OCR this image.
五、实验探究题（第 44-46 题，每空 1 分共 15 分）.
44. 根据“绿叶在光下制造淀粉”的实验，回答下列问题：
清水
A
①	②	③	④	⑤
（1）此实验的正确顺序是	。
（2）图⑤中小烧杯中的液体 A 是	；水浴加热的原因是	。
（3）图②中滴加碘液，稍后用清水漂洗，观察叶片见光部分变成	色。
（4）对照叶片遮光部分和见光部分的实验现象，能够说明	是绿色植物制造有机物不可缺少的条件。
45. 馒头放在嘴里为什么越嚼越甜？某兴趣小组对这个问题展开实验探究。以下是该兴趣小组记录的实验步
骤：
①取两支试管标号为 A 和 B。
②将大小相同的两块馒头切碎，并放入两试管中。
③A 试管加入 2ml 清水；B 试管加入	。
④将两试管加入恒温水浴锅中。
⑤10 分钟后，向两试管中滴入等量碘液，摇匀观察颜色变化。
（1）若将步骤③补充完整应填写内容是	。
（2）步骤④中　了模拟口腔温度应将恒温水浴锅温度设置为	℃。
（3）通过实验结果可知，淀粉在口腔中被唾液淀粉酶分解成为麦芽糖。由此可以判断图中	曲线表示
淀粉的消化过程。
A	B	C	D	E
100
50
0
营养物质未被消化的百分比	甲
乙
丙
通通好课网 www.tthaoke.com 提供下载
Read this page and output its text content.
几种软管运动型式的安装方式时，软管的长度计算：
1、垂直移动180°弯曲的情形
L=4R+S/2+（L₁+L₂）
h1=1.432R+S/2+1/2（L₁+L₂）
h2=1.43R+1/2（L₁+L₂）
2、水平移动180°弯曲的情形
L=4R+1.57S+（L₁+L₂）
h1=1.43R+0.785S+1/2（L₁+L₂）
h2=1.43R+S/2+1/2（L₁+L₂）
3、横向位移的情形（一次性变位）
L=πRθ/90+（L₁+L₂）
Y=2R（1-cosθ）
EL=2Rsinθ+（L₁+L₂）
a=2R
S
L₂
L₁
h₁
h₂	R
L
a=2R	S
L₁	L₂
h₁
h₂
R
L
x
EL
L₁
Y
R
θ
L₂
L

- [Work required] Count every line of the material above that holds the string "this", then state only the total.

- [Exercise output] 2